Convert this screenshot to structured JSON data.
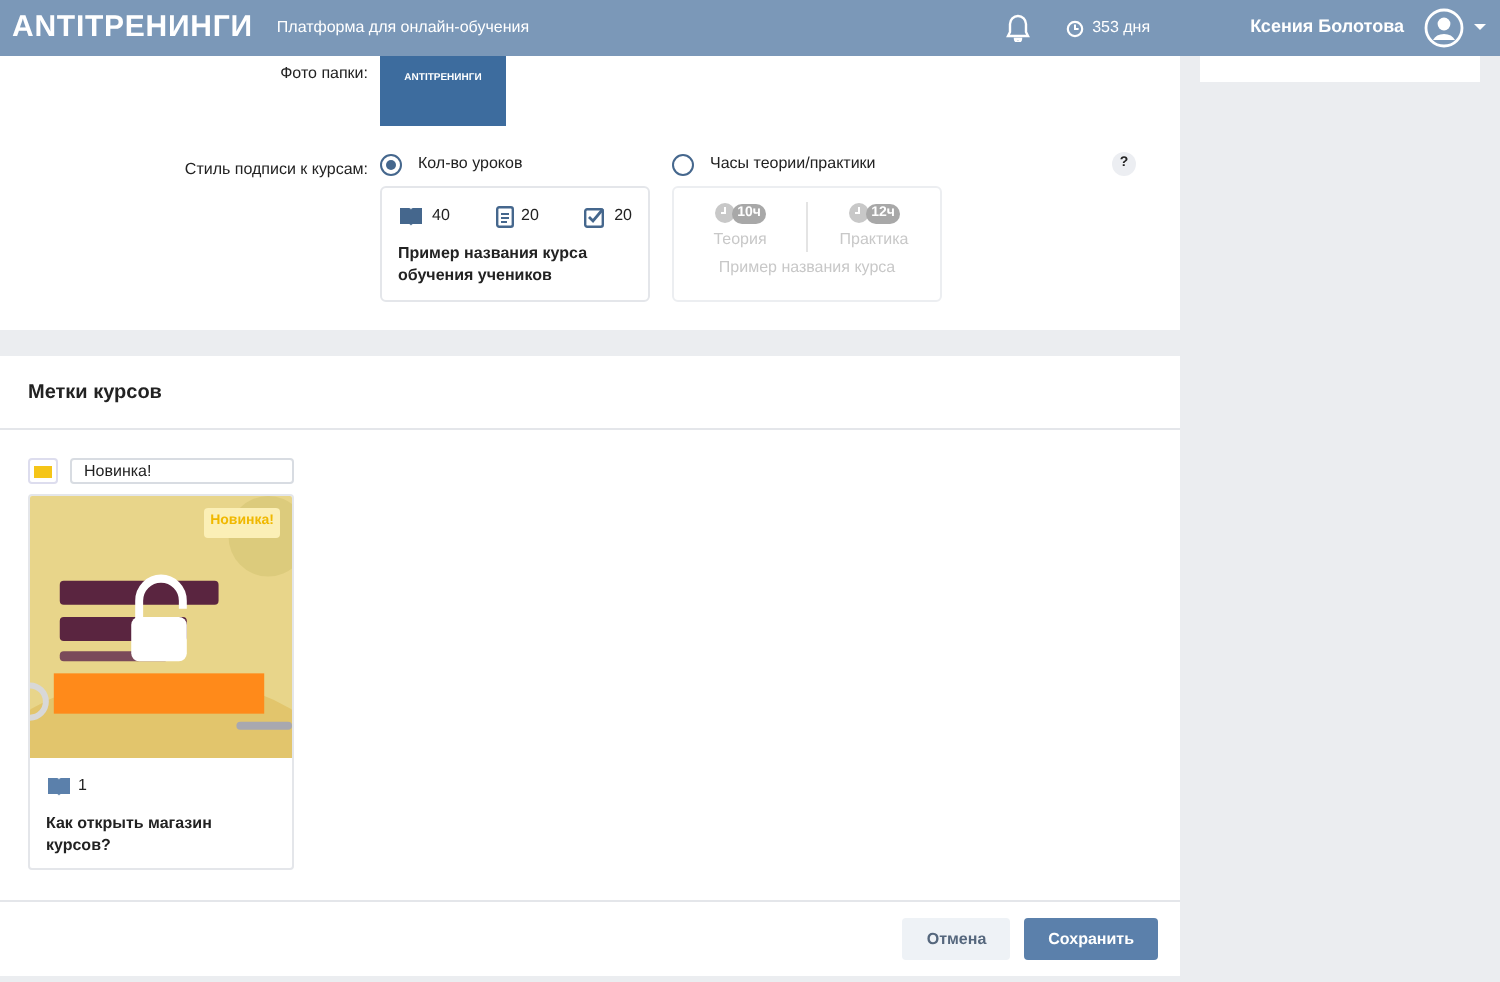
{
  "header": {
    "logo": "ANTITРЕНИНГИ",
    "tagline": "Платформа для онлайн-обучения",
    "days": "353 дня",
    "user": "Ксения Болотова"
  },
  "settings": {
    "photo_label": "Фото папки:",
    "photo_logo": "ANTITРЕНИНГИ",
    "style_label": "Стиль подписи к курсам:",
    "help": "?",
    "options": [
      {
        "label": "Кол-во уроков",
        "selected": true
      },
      {
        "label": "Часы теории/практики",
        "selected": false
      }
    ],
    "lessons_preview": {
      "counts": [
        "40",
        "20",
        "20"
      ],
      "title": "Пример названия курса обучения учеников"
    },
    "hours_preview": {
      "items": [
        {
          "hours": "10ч",
          "label": "Теория"
        },
        {
          "hours": "12ч",
          "label": "Практика"
        }
      ],
      "title": "Пример названия курса"
    }
  },
  "tags": {
    "title": "Метки курсов",
    "color": "#f5c518",
    "tag_value": "Новинка!",
    "course": {
      "kind": "picture",
      "badge": "Новинка!",
      "lessons": "1",
      "title": "Как открыть магазин курсов?"
    }
  },
  "buttons": [
    {
      "label": "Отмена",
      "kind": "secondary"
    },
    {
      "label": "Сохранить",
      "kind": "primary"
    }
  ]
}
┄┄┄┄┄┄┄┄┄┄┄┄┄┄┄┄┄┄┄┄
INSTRUCTION: Keep the pictures out of the copy and return the rest of the data above exactly.

RESULT OF THIS TASK:
Convert this screenshot to structured JSON data.
{
  "header": {
    "logo": "ANTITРЕНИНГИ",
    "tagline": "Платформа для онлайн-обучения",
    "days": "353 дня",
    "user": "Ксения Болотова"
  },
  "settings": {
    "photo_label": "Фото папки:",
    "photo_logo": "ANTITРЕНИНГИ",
    "style_label": "Стиль подписи к курсам:",
    "help": "?",
    "options": [
      {
        "label": "Кол-во уроков",
        "selected": true
      },
      {
        "label": "Часы теории/практики",
        "selected": false
      }
    ],
    "lessons_preview": {
      "counts": [
        "40",
        "20",
        "20"
      ],
      "title": "Пример названия курса обучения учеников"
    },
    "hours_preview": {
      "items": [
        {
          "hours": "10ч",
          "label": "Теория"
        },
        {
          "hours": "12ч",
          "label": "Практика"
        }
      ],
      "title": "Пример названия курса"
    }
  },
  "tags": {
    "title": "Метки курсов",
    "color": "#f5c518",
    "tag_value": "Новинка!",
    "course": {
      "kind": "picture",
      "badge": "Новинка!",
      "lessons": "1",
      "title": "Как открыть магазин курсов?"
    }
  },
  "buttons": [
    {
      "label": "Отмена",
      "kind": "secondary"
    },
    {
      "label": "Сохранить",
      "kind": "primary"
    }
  ]
}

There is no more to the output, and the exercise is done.